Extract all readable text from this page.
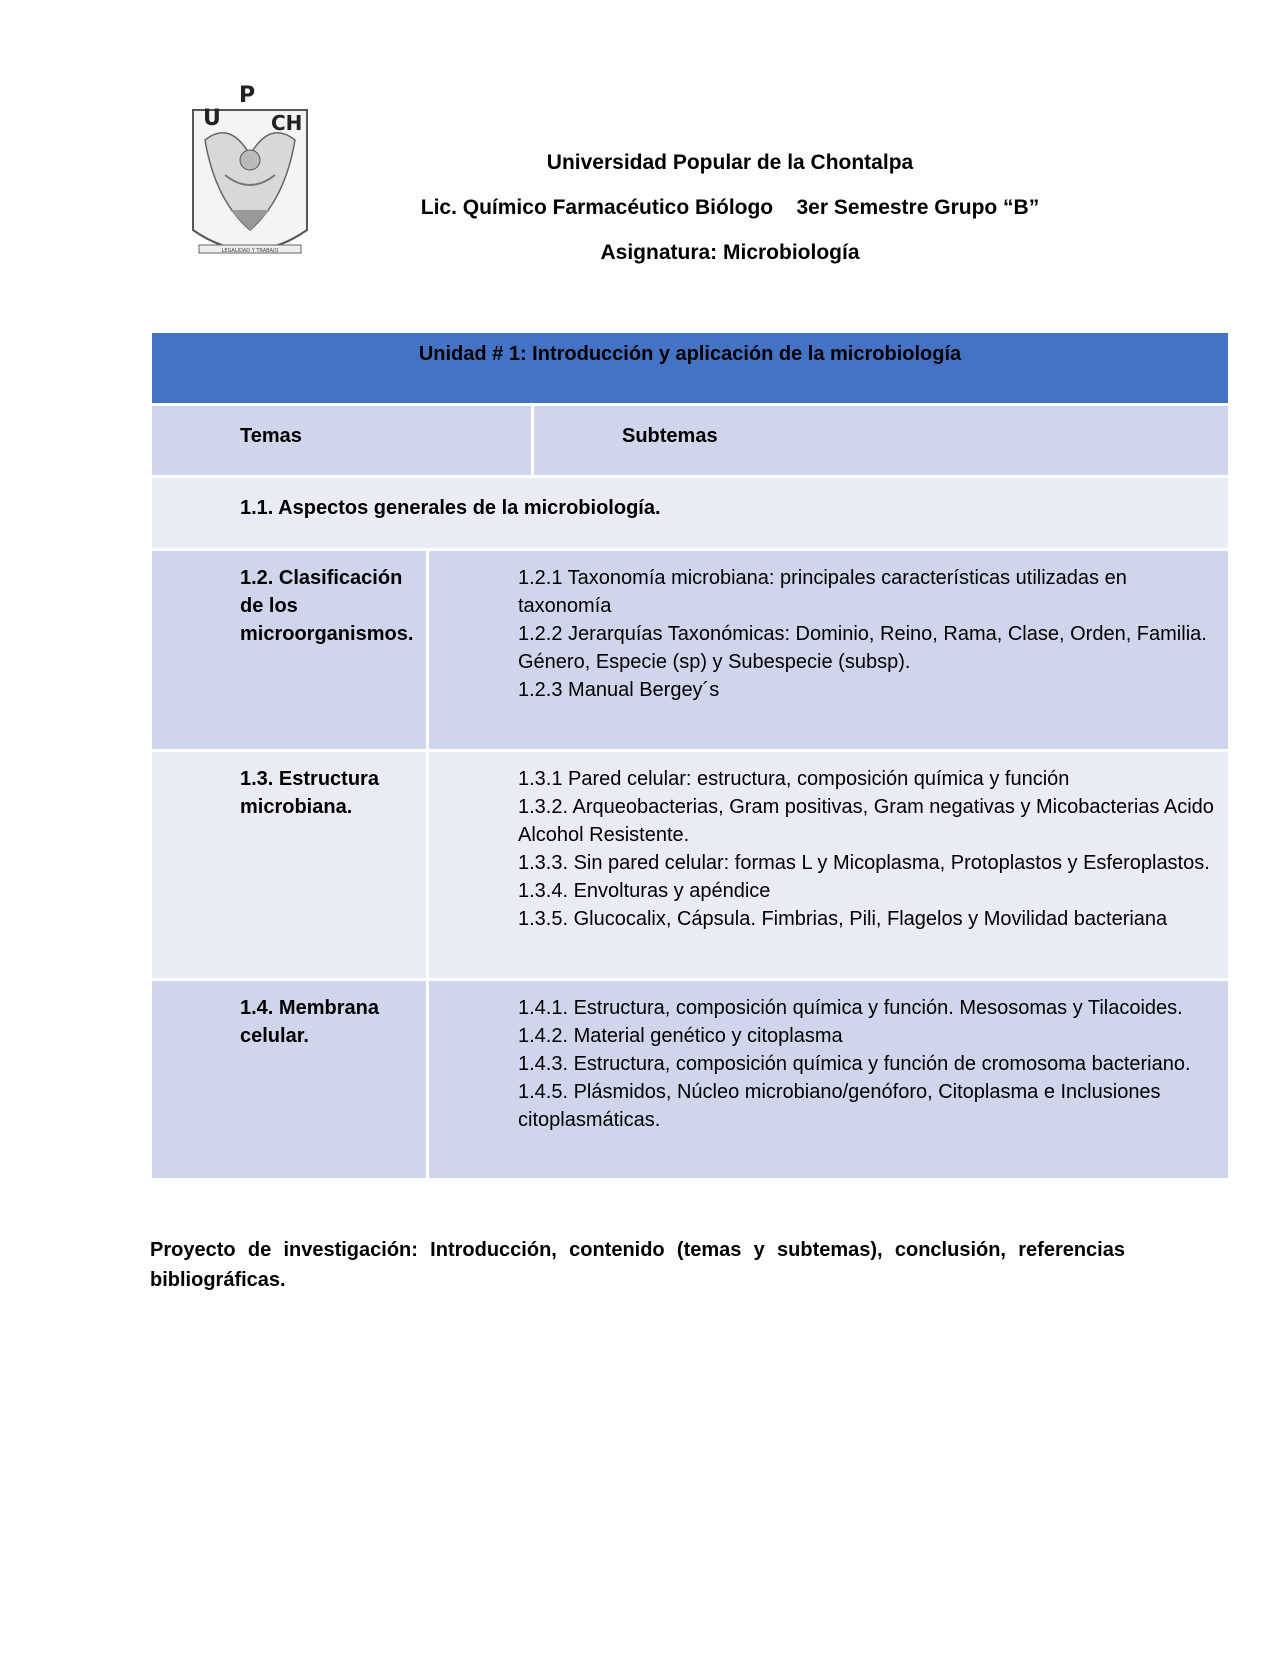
U
P
CH
LEGALIDAD Y TRABAJO
Universidad Popular de la Chontalpa
Lic. Químico Farmacéutico Biólogo    3er Semestre Grupo “B”
Asignatura: Microbiología
Unidad # 1: Introducción y aplicación de la microbiología
Temas	Subtemas
1.1. Aspectos generales de la microbiología.
1.2. Clasificación de los microorganismos.
1.2.1 Taxonomía microbiana: principales características utilizadas en taxonomía
1.2.2 Jerarquías Taxonómicas: Dominio, Reino, Rama, Clase, Orden, Familia. Género, Especie (sp) y Subespecie (subsp).
1.2.3 Manual Bergey´s
1.3. Estructura microbiana.
1.3.1 Pared celular: estructura, composición química y función
1.3.2. Arqueobacterias, Gram positivas, Gram negativas y Micobacterias Acido Alcohol Resistente.
1.3.3. Sin pared celular: formas L y Micoplasma, Protoplastos y Esferoplastos.
1.3.4. Envolturas y apéndice
1.3.5. Glucocalix, Cápsula. Fimbrias, Pili, Flagelos y Movilidad bacteriana
1.4. Membrana celular.
1.4.1. Estructura, composición química y función. Mesosomas y Tilacoides.
1.4.2. Material genético y citoplasma
1.4.3. Estructura, composición química y función de cromosoma bacteriano.
1.4.5. Plásmidos, Núcleo microbiano/genóforo, Citoplasma e Inclusiones citoplasmáticas.
Proyecto de investigación: Introducción, contenido (temas y subtemas), conclusión, referencias bibliográficas.
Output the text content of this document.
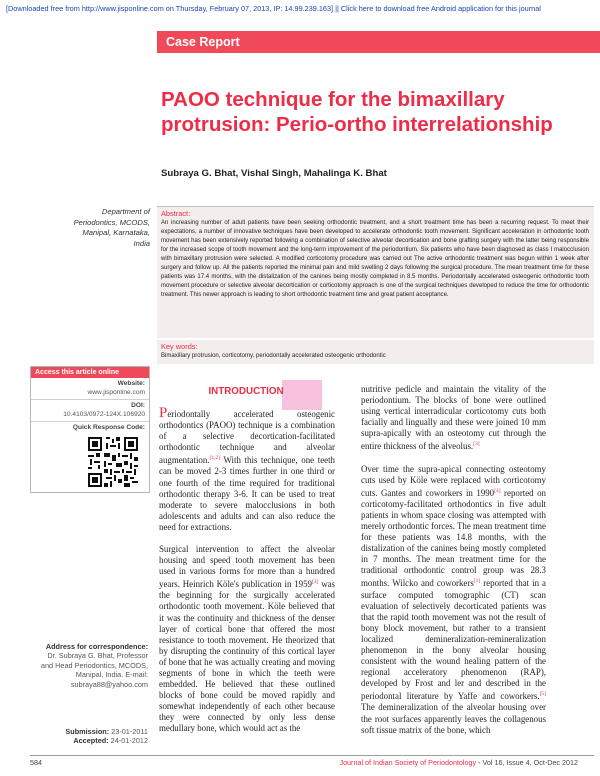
[Downloaded free from http://www.jisponline.com on Thursday, February 07, 2013, IP: 14.99.239.163] || Click here to download free Android application for this journal
Case Report
PAOO technique for the bimaxillary protrusion: Perio-ortho interrelationship
Subraya G. Bhat, Vishal Singh, Mahalinga K. Bhat
Department of Periodontics, MCODS, Manipal, Karnataka, India

Abstract:

An increasing number of adult patients have been seeking orthodontic treatment, and a short treatment time has been a recurring request. To meet their expectations, a number of innovative techniques have been developed to accelerate orthodontic tooth movement. Significant acceleration in orthodontic tooth movement has been extensively reported following a combination of selective alveolar decortication and bone grafting surgery with the latter being responsible for the increased scope of tooth movement and the long-term improvement of the periodontium. Six patients who have been diagnosed as class I malocclusion with bimaxillary protrusion were selected. A modified corticotomy procedure was carried out The active orthodontic treatment was begun within 1 week after surgery and follow up. All the patients reported the minimal pain and mild swelling 2 days following the surgical procedure. The mean treatment time for these patients was 17.4 months, with the distalization of the canines being mostly completed in 8.5 months. Periodontally accelerated osteogenic orthodontic tooth movement procedure or selective alveolar decortication or corticotomy approach is one of the surgical techniques developed to reduce the time for orthodontic treatment. This newer approach is leading to short orthodontic treatment time and great patient acceptance.

Key words:

Bimaxillary protrusion, corticotomy, periodontally accelerated osteogenic orthodontic

Access this article online
Website:
www.jisponline.com
DOI:
10.4103/0972-124X.106920
Quick Response Code:
INTRODUCTION

Periodontally accelerated osteogenic orthodontics (PAOO) technique is a combination of a selective decortication-facilitated orthodontic technique and alveolar augmentation.[1,2] With this technique, one teeth can be moved 2-3 times further in one third or one fourth of the time required for traditional orthodontic therapy 3-6. It can be used to treat moderate to severe malocclusions in both adolescents and adults and can also reduce the need for extractions.

Surgical intervention to affect the alveolar housing and speed tooth movement has been used in various forms for more than a hundred years. Heinrich Köle's publication in 1959[3] was the beginning for the surgically accelerated orthodontic tooth movement. Köle believed that it was the continuity and thickness of the denser layer of cortical bone that offered the most resistance to tooth movement. He theorized that by disrupting the continuity of this cortical layer of bone that he was actually creating and moving segments of bone in which the teeth were embedded. He believed that these outlined blocks of bone could be moved rapidly and somewhat independently of each other because they were connected by only less dense medullary bone, which would act as the

nutritive pedicle and maintain the vitality of the periodontium. The blocks of bone were outlined using vertical interradicular corticotomy cuts both facially and lingually and these were joined 10 mm supra-apically with an osteotomy cut through the entire thickness of the alveolus.[3]

Over time the supra-apical connecting osteotomy cuts used by Köle were replaced with corticotomy cuts. Gantes and coworkers in 1990[4] reported on corticotomy-facilitated orthodontics in five adult patients in whom space closing was attempted with merely orthodontic forces. The mean treatment time for these patients was 14.8 months, with the distalization of the canines being mostly completed in 7 months. The mean treatment time for the traditional orthodontic control group was 28.3 months. Wilcko and coworkers[1] reported that in a surface computed tomographic (CT) scan evaluation of selectively decorticated patients was that the rapid tooth movement was not the result of bony block movement, but rather to a transient localized demineralization-remineralization phenomenon in the bony alveolar housing consistent with the wound healing pattern of the regional acceleratory phenomenon (RAP), developed by Frost and ler and described in the periodontal literature by Yaffe and coworkers.[5] The demineralization of the alveolar housing over the root surfaces apparently leaves the collagenous soft tissue matrix of the bone, which

Address for correspondence:
Dr. Subraya G. Bhat, Professor and Head Periodontics, MCODS, Manipal, India. E-mail: subraya88@yahoo.com
Submission: 23-01-2011
Accepted: 24-01-2012
584	Journal of Indian Society of Periodontology - Vol 16, Issue 4, Oct-Dec 2012
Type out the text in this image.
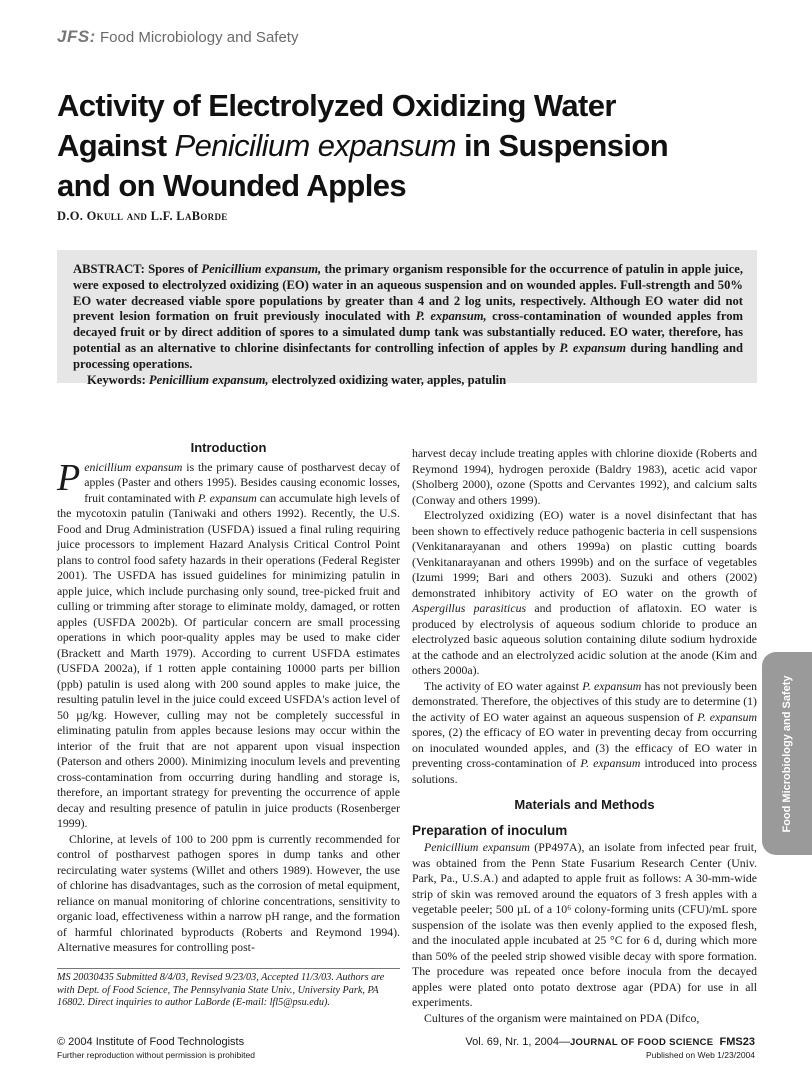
JFS: Food Microbiology and Safety
Activity of Electrolyzed Oxidizing Water Against Penicilium expansum in Suspension and on Wounded Apples
D.O. Okull and L.F. LaBorde

ABSTRACT: Spores of Penicillium expansum, the primary organism responsible for the occurrence of patulin in apple juice, were exposed to electrolyzed oxidizing (EO) water in an aqueous suspension and on wounded apples. Full-strength and 50% EO water decreased viable spore populations by greater than 4 and 2 log units, respectively. Although EO water did not prevent lesion formation on fruit previously inoculated with P. expansum, cross-contamination of wounded apples from decayed fruit or by direct addition of spores to a simulated dump tank was substantially reduced. EO water, therefore, has potential as an alternative to chlorine disinfectants for controlling infection of apples by P. expansum during handling and processing operations.

Keywords: Penicillium expansum, electrolyzed oxidizing water, apples, patulin
Introduction

Penicillium expansum is the primary cause of postharvest decay of apples (Paster and others 1995). Besides causing economic losses, fruit contaminated with P. expansum can accumulate high levels of the mycotoxin patulin (Taniwaki and others 1992). Recently, the U.S. Food and Drug Administration (USFDA) issued a final ruling requiring juice processors to implement Hazard Analysis Critical Control Point plans to control food safety hazards in their operations (Federal Register 2001). The USFDA has issued guidelines for minimizing patulin in apple juice, which include purchasing only sound, tree-picked fruit and culling or trimming after storage to eliminate moldy, damaged, or rotten apples (USFDA 2002b). Of particular concern are small processing operations in which poor-quality apples may be used to make cider (Brackett and Marth 1979). According to current USFDA estimates (USFDA 2002a), if 1 rotten apple containing 10000 parts per billion (ppb) patulin is used along with 200 sound apples to make juice, the resulting patulin level in the juice could exceed USFDA's action level of 50 µg/kg. However, culling may not be completely successful in eliminating patulin from apples because lesions may occur within the interior of the fruit that are not apparent upon visual inspection (Paterson and others 2000). Minimizing inoculum levels and preventing cross-contamination from occurring during handling and storage is, therefore, an important strategy for preventing the occurrence of apple decay and resulting presence of patulin in juice products (Rosenberger 1999).

Chlorine, at levels of 100 to 200 ppm is currently recommended for control of postharvest pathogen spores in dump tanks and other recirculating water systems (Willet and others 1989). However, the use of chlorine has disadvantages, such as the corrosion of metal equipment, reliance on manual monitoring of chlorine concentrations, sensitivity to organic load, effectiveness within a narrow pH range, and the formation of harmful chlorinated byproducts (Roberts and Reymond 1994). Alternative measures for controlling post-

MS 20030435 Submitted 8/4/03, Revised 9/23/03, Accepted 11/3/03. Authors are with Dept. of Food Science, The Pennsylvania State Univ., University Park, PA 16802. Direct inquiries to author LaBorde (E-mail: lfl5@psu.edu).

harvest decay include treating apples with chlorine dioxide (Roberts and Reymond 1994), hydrogen peroxide (Baldry 1983), acetic acid vapor (Sholberg 2000), ozone (Spotts and Cervantes 1992), and calcium salts (Conway and others 1999).

Electrolyzed oxidizing (EO) water is a novel disinfectant that has been shown to effectively reduce pathogenic bacteria in cell suspensions (Venkitanarayanan and others 1999a) on plastic cutting boards (Venkitanarayanan and others 1999b) and on the surface of vegetables (Izumi 1999; Bari and others 2003). Suzuki and others (2002) demonstrated inhibitory activity of EO water on the growth of Aspergillus parasiticus and production of aflatoxin. EO water is produced by electrolysis of aqueous sodium chloride to produce an electrolyzed basic aqueous solution containing dilute sodium hydroxide at the cathode and an electrolyzed acidic solution at the anode (Kim and others 2000a).

The activity of EO water against P. expansum has not previously been demonstrated. Therefore, the objectives of this study are to determine (1) the activity of EO water against an aqueous suspension of P. expansum spores, (2) the efficacy of EO water in preventing decay from occurring on inoculated wounded apples, and (3) the efficacy of EO water in preventing cross-contamination of P. expansum introduced into process solutions.

Materials and Methods
Preparation of inoculum

Penicillium expansum (PP497A), an isolate from infected pear fruit, was obtained from the Penn State Fusarium Research Center (Univ. Park, Pa., U.S.A.) and adapted to apple fruit as follows: A 30-mm-wide strip of skin was removed around the equators of 3 fresh apples with a vegetable peeler; 500 µL of a 10⁶ colony-forming units (CFU)/mL spore suspension of the isolate was then evenly applied to the exposed flesh, and the inoculated apple incubated at 25 °C for 6 d, during which more than 50% of the peeled strip showed visible decay with spore formation. The procedure was repeated once before inocula from the decayed apples were plated onto potato dextrose agar (PDA) for use in all experiments.

Cultures of the organism were maintained on PDA (Difco,

Food Microbiology and Safety
© 2004 Institute of Food Technologists
Further reproduction without permission is prohibited
Vol. 69, Nr. 1, 2004—JOURNAL OF FOOD SCIENCE FMS23
Published on Web 1/23/2004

______

= EXERCISE DETAILS =
Go through the listing and work out how many lines include the string "composición". Give only the number.

= SOLUTION FOR THIS EXERCISE =
3